Answer with a single number, the count of lines holding the word "btuanalytics".

┌────────

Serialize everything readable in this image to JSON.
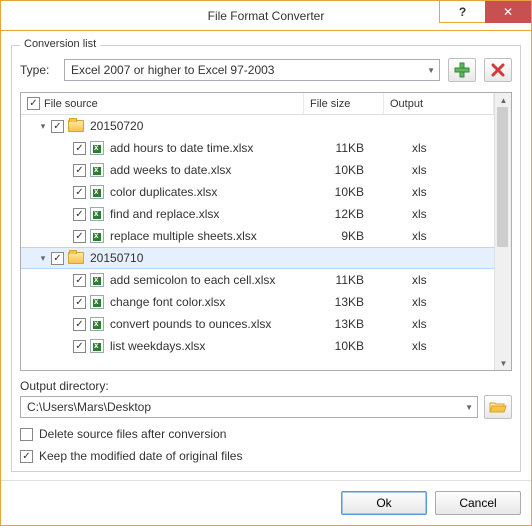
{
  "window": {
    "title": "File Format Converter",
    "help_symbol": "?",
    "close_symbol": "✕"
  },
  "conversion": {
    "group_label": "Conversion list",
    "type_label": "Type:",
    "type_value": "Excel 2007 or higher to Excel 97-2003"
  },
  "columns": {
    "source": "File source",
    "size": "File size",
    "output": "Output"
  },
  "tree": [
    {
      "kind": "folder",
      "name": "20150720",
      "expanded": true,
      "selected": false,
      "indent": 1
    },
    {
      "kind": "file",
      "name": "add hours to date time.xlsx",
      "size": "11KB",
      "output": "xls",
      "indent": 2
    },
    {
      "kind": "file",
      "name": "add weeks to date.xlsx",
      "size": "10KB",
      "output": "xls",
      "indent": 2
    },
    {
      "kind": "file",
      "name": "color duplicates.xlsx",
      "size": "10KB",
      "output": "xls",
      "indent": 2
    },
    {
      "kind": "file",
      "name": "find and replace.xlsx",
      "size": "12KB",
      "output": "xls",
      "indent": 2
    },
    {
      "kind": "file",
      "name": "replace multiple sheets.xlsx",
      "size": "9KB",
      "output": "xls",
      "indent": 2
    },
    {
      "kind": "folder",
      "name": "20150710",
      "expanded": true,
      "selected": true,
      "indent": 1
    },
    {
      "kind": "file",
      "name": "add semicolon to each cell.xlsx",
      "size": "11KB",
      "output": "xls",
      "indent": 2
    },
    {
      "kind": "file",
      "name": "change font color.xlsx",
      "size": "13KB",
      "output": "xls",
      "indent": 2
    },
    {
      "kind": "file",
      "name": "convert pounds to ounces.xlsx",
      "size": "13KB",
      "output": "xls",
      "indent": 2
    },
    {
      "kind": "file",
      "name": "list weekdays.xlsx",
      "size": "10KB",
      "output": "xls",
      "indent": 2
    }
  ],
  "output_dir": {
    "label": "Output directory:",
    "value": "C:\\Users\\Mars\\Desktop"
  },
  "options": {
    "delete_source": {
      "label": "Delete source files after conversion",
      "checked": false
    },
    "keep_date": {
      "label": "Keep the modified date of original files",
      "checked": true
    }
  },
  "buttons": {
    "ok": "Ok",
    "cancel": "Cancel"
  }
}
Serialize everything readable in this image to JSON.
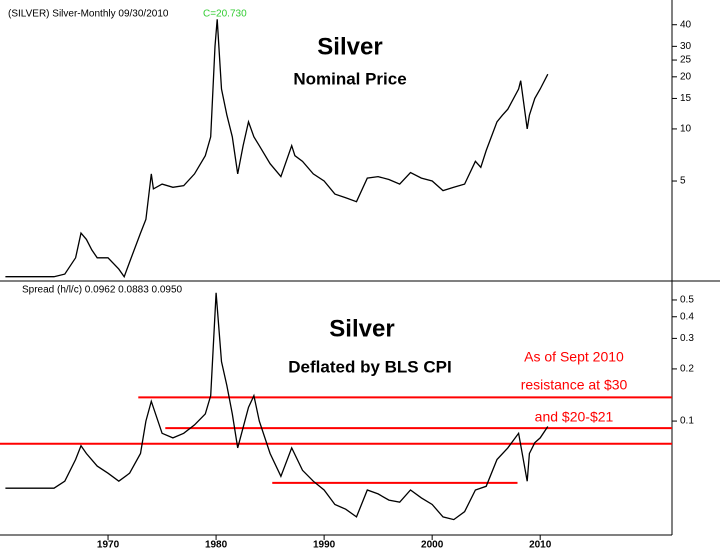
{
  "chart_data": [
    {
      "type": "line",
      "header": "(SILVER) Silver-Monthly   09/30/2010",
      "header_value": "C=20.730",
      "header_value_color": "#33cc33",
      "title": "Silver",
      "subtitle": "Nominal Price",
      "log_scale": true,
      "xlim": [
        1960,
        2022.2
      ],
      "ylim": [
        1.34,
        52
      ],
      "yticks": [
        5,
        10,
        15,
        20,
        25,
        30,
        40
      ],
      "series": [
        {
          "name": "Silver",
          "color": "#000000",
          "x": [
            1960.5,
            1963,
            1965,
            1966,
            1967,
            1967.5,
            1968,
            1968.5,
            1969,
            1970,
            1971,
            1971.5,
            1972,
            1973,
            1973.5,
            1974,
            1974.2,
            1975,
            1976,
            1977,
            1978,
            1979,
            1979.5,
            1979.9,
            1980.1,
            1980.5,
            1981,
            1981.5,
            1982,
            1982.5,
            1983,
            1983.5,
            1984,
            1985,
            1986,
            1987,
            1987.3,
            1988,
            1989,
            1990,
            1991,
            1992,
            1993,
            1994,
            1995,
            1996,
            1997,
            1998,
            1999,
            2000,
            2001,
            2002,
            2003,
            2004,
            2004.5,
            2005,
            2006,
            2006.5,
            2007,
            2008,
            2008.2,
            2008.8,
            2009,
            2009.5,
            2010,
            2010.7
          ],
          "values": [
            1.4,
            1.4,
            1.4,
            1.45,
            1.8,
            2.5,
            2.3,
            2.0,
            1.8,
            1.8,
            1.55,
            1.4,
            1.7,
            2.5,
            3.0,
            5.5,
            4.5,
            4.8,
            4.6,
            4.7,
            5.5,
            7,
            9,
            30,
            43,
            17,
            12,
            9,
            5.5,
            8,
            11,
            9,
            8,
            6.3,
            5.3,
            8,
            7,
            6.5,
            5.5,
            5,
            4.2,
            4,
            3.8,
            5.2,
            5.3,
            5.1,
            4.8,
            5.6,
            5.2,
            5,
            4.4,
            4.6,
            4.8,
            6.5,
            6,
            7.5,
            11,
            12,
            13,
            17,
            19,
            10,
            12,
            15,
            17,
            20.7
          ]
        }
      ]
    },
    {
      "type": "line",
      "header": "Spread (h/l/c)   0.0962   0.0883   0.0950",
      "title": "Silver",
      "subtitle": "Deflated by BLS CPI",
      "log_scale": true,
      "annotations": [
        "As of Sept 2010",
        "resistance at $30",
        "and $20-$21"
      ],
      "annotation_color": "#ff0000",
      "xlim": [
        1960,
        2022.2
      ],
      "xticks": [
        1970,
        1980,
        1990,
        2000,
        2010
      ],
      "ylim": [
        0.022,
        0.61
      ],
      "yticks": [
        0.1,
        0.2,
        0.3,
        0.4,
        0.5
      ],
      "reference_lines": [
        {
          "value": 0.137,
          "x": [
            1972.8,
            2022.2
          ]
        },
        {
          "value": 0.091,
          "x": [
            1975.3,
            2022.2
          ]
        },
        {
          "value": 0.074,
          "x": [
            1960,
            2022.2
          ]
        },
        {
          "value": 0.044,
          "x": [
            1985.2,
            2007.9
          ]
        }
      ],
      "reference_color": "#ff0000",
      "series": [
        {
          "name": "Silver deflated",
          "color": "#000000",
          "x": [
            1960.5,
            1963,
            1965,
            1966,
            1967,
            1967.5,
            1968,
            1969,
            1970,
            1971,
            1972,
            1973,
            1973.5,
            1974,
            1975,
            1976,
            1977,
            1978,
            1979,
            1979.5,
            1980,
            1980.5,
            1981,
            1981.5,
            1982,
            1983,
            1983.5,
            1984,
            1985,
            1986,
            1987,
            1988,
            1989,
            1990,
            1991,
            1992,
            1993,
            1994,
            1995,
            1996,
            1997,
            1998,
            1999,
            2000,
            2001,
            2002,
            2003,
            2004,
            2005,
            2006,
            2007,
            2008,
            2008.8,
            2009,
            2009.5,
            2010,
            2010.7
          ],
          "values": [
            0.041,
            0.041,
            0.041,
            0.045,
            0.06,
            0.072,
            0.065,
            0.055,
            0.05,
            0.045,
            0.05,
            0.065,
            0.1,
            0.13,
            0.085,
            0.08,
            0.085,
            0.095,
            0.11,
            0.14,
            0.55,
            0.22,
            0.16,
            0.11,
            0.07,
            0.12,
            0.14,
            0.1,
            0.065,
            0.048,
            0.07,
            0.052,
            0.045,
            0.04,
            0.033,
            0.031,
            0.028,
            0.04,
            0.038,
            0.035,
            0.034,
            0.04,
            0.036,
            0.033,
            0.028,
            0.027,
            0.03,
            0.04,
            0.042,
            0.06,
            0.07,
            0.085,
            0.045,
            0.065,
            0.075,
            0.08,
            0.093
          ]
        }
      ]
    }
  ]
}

└────────
┌────────

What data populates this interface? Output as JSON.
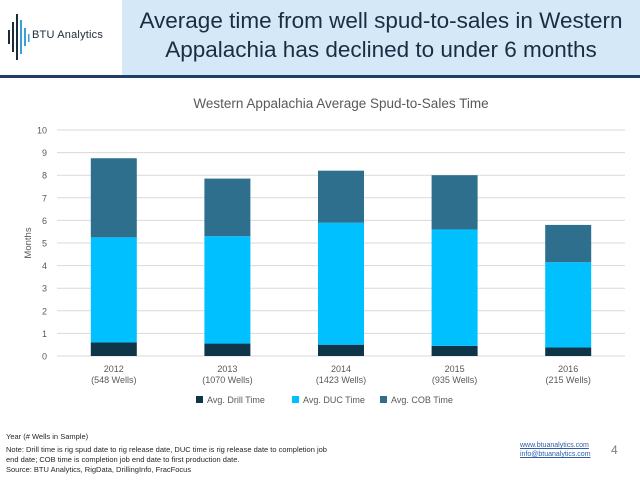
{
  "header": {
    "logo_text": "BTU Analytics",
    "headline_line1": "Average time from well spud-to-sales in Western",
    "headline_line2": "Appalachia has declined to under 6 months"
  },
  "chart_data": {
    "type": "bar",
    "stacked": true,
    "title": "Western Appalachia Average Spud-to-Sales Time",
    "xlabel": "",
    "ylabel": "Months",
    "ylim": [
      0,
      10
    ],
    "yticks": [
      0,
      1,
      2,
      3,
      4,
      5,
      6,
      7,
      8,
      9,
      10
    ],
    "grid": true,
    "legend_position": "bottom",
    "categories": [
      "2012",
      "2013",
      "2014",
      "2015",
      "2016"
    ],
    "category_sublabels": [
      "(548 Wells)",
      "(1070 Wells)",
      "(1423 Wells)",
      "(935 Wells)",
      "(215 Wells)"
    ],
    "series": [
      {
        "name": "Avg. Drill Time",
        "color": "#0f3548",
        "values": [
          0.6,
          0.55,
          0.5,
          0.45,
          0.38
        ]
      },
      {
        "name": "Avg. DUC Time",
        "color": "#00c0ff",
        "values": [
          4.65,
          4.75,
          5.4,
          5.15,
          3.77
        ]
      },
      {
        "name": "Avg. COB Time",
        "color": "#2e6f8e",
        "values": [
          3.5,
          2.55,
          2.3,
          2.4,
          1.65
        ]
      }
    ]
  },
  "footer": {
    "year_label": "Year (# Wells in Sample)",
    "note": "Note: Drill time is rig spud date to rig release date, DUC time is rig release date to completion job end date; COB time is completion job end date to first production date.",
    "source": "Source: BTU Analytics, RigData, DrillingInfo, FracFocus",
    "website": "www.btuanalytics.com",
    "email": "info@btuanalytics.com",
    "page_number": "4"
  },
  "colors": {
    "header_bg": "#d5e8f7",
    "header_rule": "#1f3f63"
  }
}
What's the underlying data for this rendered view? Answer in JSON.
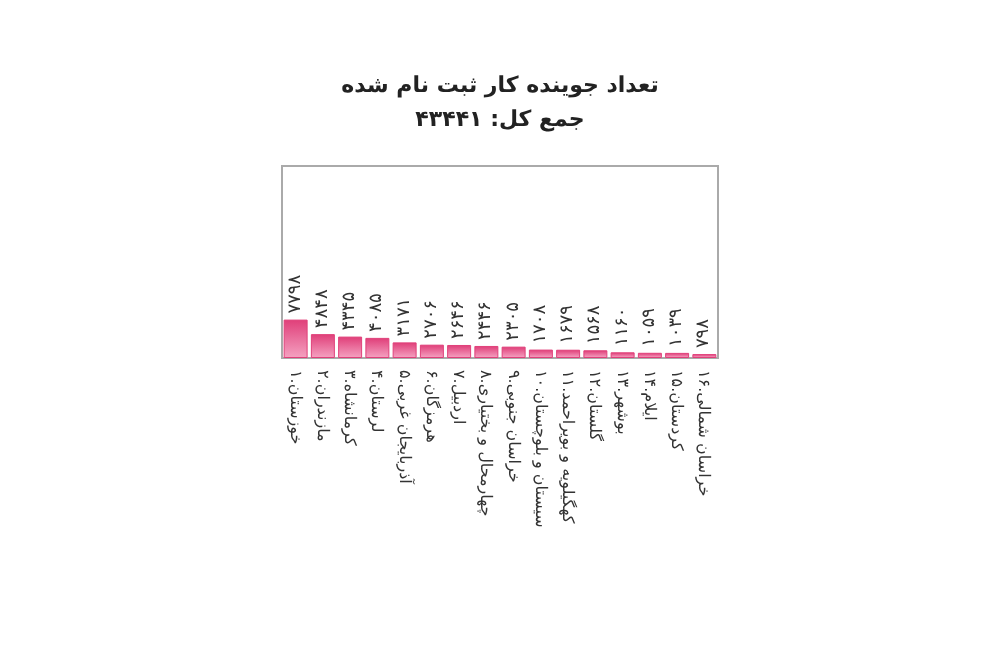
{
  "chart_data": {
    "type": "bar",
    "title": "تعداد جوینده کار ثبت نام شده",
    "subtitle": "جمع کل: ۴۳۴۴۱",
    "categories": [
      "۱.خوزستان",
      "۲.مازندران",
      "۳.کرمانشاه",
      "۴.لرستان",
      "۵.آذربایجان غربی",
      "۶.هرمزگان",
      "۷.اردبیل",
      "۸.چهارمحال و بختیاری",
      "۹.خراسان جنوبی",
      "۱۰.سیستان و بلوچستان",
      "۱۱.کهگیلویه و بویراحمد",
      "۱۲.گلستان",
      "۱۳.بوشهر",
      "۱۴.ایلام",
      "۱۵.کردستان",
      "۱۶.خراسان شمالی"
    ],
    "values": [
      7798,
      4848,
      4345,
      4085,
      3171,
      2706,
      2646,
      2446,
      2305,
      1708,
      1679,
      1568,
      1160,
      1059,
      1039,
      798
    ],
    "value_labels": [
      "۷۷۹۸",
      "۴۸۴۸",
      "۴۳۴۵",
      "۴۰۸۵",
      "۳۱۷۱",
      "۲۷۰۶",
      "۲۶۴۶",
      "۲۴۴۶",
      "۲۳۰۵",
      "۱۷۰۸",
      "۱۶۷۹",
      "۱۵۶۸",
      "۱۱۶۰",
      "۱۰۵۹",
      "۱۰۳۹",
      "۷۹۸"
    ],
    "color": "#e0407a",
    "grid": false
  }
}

└────────
┌────────

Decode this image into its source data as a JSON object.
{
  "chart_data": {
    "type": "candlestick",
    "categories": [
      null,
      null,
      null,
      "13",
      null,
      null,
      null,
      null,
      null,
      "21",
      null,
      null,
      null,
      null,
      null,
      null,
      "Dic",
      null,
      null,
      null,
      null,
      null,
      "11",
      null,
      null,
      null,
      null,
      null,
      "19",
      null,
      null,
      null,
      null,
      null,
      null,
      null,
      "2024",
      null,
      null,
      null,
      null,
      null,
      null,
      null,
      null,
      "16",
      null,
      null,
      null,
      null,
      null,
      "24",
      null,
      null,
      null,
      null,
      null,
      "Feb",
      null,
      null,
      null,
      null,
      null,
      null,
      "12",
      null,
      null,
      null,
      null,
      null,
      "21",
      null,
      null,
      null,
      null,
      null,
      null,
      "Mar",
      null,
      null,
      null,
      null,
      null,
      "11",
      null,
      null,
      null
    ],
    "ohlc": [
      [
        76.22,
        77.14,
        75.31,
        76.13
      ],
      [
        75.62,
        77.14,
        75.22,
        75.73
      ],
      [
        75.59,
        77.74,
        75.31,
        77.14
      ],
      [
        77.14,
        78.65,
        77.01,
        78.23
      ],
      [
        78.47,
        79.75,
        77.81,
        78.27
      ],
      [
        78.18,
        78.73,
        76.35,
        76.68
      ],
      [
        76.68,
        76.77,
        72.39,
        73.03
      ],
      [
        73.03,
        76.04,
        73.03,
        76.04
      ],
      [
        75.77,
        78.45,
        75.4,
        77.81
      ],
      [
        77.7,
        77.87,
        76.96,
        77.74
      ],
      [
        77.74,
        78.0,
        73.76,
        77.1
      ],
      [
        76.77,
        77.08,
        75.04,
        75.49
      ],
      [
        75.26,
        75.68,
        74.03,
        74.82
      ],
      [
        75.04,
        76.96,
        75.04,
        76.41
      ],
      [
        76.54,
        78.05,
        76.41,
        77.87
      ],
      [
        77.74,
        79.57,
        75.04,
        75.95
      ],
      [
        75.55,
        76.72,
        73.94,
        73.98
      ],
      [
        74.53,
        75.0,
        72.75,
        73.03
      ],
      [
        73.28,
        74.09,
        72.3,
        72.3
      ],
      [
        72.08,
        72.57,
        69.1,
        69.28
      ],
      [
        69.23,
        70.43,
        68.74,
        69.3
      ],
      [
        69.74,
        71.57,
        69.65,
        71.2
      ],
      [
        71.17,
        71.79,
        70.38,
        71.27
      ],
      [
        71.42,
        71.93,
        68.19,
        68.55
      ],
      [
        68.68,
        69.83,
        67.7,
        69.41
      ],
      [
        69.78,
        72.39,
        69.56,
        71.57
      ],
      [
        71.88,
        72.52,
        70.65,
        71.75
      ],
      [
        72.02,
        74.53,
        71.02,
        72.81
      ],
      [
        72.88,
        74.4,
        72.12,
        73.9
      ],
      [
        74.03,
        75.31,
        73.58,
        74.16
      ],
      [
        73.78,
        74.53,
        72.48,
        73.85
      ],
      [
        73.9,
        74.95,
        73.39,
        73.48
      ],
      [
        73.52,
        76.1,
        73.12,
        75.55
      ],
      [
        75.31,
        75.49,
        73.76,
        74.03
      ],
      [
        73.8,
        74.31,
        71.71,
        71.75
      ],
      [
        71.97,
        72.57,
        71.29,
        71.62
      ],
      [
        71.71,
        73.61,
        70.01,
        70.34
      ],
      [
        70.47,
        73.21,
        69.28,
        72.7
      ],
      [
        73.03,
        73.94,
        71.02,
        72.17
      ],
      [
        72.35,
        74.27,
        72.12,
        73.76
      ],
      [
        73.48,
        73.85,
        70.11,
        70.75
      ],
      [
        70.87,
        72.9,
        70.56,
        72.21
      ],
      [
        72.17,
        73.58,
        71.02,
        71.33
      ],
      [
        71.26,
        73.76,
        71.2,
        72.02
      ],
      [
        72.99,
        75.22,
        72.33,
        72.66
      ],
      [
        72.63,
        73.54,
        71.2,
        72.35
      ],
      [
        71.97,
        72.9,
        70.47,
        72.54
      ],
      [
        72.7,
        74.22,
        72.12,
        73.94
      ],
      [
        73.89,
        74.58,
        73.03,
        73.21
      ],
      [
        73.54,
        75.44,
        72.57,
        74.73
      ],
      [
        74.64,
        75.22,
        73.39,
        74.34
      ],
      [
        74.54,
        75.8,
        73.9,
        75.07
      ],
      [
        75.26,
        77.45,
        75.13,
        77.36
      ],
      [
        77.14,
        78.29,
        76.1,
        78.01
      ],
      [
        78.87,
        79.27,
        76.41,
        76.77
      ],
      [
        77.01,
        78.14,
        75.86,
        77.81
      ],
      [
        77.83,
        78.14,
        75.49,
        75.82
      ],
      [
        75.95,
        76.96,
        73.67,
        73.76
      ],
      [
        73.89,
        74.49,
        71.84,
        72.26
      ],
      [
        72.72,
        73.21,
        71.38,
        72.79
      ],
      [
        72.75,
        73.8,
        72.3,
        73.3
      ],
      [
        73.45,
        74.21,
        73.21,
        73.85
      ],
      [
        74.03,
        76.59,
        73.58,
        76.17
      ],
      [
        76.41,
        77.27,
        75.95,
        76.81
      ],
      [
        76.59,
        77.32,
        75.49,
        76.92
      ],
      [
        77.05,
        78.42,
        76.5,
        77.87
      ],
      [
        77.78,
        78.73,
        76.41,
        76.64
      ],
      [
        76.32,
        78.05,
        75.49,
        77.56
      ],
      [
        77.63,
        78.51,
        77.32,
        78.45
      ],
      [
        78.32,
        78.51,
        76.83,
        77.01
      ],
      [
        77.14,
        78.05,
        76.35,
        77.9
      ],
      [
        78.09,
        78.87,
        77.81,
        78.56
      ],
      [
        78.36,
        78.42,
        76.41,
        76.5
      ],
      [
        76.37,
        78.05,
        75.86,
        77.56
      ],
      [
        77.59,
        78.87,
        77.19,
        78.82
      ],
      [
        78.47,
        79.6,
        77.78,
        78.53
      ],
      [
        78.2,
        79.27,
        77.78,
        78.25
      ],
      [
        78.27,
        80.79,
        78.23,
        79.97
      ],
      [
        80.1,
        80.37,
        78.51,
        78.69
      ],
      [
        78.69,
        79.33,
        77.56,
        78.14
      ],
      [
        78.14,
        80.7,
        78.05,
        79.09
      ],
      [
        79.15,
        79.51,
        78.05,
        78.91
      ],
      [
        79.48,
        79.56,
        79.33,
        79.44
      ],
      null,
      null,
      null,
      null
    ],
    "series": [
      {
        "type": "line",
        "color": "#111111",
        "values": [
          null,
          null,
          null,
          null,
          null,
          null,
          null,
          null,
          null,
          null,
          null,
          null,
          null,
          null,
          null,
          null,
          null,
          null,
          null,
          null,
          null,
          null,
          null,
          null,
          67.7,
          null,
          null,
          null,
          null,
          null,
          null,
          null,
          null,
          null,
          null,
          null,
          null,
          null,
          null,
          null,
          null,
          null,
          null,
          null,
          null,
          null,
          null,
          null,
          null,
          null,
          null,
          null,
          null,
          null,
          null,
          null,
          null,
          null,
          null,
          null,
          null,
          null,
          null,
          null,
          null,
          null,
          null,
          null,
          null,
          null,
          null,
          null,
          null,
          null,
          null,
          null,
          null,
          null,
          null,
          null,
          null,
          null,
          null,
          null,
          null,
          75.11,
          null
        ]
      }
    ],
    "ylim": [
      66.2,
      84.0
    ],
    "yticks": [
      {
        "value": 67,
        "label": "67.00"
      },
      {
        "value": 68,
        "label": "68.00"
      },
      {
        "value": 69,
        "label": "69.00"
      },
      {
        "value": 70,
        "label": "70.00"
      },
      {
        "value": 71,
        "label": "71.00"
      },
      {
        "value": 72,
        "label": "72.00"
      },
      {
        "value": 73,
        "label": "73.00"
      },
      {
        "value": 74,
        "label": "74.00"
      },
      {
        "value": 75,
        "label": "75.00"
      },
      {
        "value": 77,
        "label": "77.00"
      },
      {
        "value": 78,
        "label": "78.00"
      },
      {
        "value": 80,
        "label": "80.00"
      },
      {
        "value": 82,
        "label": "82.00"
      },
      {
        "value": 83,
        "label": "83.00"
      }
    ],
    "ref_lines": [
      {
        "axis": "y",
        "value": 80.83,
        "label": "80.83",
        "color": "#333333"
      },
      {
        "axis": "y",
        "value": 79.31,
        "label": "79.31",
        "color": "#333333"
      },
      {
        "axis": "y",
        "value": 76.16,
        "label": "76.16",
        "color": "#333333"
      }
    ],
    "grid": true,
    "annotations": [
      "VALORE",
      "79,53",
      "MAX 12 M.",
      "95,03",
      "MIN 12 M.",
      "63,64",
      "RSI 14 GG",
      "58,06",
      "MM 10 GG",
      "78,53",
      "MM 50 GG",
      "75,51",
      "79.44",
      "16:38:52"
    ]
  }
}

└────────

■ COMPLETE OUTPUT:
2